• Exercise description: Omit all pictures, then retype the data exactly as given.
========
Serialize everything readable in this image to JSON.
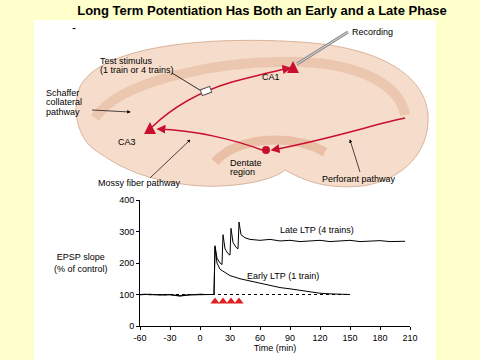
{
  "slide": {
    "title": "Long Term Potentiation Has Both an Early and a Late Phase",
    "bullet": "-"
  },
  "diagram": {
    "labels": {
      "test_stimulus": "Test stimulus\n(1 train or 4 trains)",
      "recording": "Recording",
      "schaffer": "Schaffer\ncollateral\npathway",
      "ca1": "CA1",
      "ca3": "CA3",
      "dentate": "Dentate\nregion",
      "mossy": "Mossy fiber pathway",
      "perforant": "Perforant pathway"
    }
  },
  "chart_data": {
    "type": "line",
    "xlabel": "Time (min)",
    "ylabel": "EPSP slope\n(% of control)",
    "xlim": [
      -60,
      210
    ],
    "xticks": [
      -60,
      -30,
      0,
      30,
      60,
      90,
      120,
      150,
      180,
      210
    ],
    "ylim": [
      0,
      400
    ],
    "yticks": [
      0,
      100,
      200,
      300,
      400
    ],
    "grid": false,
    "series": [
      {
        "name": "Late LTP (4 trains)",
        "color": "#000000",
        "x": [
          -60,
          -55,
          -50,
          -45,
          -40,
          -35,
          -30,
          -25,
          -20,
          -15,
          -10,
          -5,
          0,
          5,
          10,
          14,
          15,
          17,
          20,
          22,
          23,
          25,
          28,
          30,
          31,
          33,
          36,
          38,
          39,
          41,
          45,
          50,
          60,
          70,
          80,
          90,
          100,
          110,
          120,
          130,
          140,
          150,
          160,
          170,
          180,
          190,
          200,
          205
        ],
        "values": [
          100,
          101,
          99,
          100,
          98,
          100,
          99,
          97,
          95,
          97,
          99,
          100,
          101,
          100,
          100,
          100,
          255,
          215,
          200,
          195,
          290,
          245,
          230,
          225,
          310,
          265,
          250,
          245,
          330,
          290,
          280,
          275,
          272,
          275,
          270,
          272,
          268,
          270,
          272,
          268,
          270,
          272,
          268,
          270,
          271,
          268,
          270,
          269
        ]
      },
      {
        "name": "Early LTP (1 train)",
        "color": "#000000",
        "x": [
          -60,
          -55,
          -50,
          -45,
          -40,
          -35,
          -30,
          -25,
          -20,
          -15,
          -10,
          -5,
          0,
          5,
          10,
          14,
          15,
          17,
          20,
          25,
          30,
          40,
          50,
          60,
          70,
          80,
          90,
          100,
          110,
          120,
          130,
          140,
          150
        ],
        "values": [
          99,
          100,
          101,
          99,
          100,
          98,
          100,
          98,
          96,
          98,
          100,
          99,
          100,
          101,
          100,
          100,
          250,
          200,
          180,
          170,
          160,
          150,
          143,
          135,
          128,
          122,
          118,
          113,
          108,
          104,
          102,
          100,
          100
        ]
      },
      {
        "color": "#000000",
        "line_style": "dotted",
        "x": [
          -60,
          150
        ],
        "values": [
          100,
          100
        ]
      },
      {
        "type": "scatter",
        "marker": "triangle-up",
        "color": "#e02020",
        "x": [
          15,
          23,
          31,
          39
        ],
        "values": [
          78,
          78,
          78,
          78
        ]
      }
    ]
  }
}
========
• Final answer:
Serialize everything readable in this image to JSON.
{
  "slide": {
    "title": "Long Term Potentiation Has Both an Early and a Late Phase",
    "bullet": "-"
  },
  "diagram": {
    "labels": {
      "test_stimulus": "Test stimulus\n(1 train or 4 trains)",
      "recording": "Recording",
      "schaffer": "Schaffer\ncollateral\npathway",
      "ca1": "CA1",
      "ca3": "CA3",
      "dentate": "Dentate\nregion",
      "mossy": "Mossy fiber pathway",
      "perforant": "Perforant pathway"
    }
  },
  "chart_data": {
    "type": "line",
    "xlabel": "Time (min)",
    "ylabel": "EPSP slope\n(% of control)",
    "xlim": [
      -60,
      210
    ],
    "xticks": [
      -60,
      -30,
      0,
      30,
      60,
      90,
      120,
      150,
      180,
      210
    ],
    "ylim": [
      0,
      400
    ],
    "yticks": [
      0,
      100,
      200,
      300,
      400
    ],
    "grid": false,
    "series": [
      {
        "name": "Late LTP (4 trains)",
        "color": "#000000",
        "x": [
          -60,
          -55,
          -50,
          -45,
          -40,
          -35,
          -30,
          -25,
          -20,
          -15,
          -10,
          -5,
          0,
          5,
          10,
          14,
          15,
          17,
          20,
          22,
          23,
          25,
          28,
          30,
          31,
          33,
          36,
          38,
          39,
          41,
          45,
          50,
          60,
          70,
          80,
          90,
          100,
          110,
          120,
          130,
          140,
          150,
          160,
          170,
          180,
          190,
          200,
          205
        ],
        "values": [
          100,
          101,
          99,
          100,
          98,
          100,
          99,
          97,
          95,
          97,
          99,
          100,
          101,
          100,
          100,
          100,
          255,
          215,
          200,
          195,
          290,
          245,
          230,
          225,
          310,
          265,
          250,
          245,
          330,
          290,
          280,
          275,
          272,
          275,
          270,
          272,
          268,
          270,
          272,
          268,
          270,
          272,
          268,
          270,
          271,
          268,
          270,
          269
        ]
      },
      {
        "name": "Early LTP (1 train)",
        "color": "#000000",
        "x": [
          -60,
          -55,
          -50,
          -45,
          -40,
          -35,
          -30,
          -25,
          -20,
          -15,
          -10,
          -5,
          0,
          5,
          10,
          14,
          15,
          17,
          20,
          25,
          30,
          40,
          50,
          60,
          70,
          80,
          90,
          100,
          110,
          120,
          130,
          140,
          150
        ],
        "values": [
          99,
          100,
          101,
          99,
          100,
          98,
          100,
          98,
          96,
          98,
          100,
          99,
          100,
          101,
          100,
          100,
          250,
          200,
          180,
          170,
          160,
          150,
          143,
          135,
          128,
          122,
          118,
          113,
          108,
          104,
          102,
          100,
          100
        ]
      },
      {
        "color": "#000000",
        "line_style": "dotted",
        "x": [
          -60,
          150
        ],
        "values": [
          100,
          100
        ]
      },
      {
        "type": "scatter",
        "marker": "triangle-up",
        "color": "#e02020",
        "x": [
          15,
          23,
          31,
          39
        ],
        "values": [
          78,
          78,
          78,
          78
        ]
      }
    ]
  }
}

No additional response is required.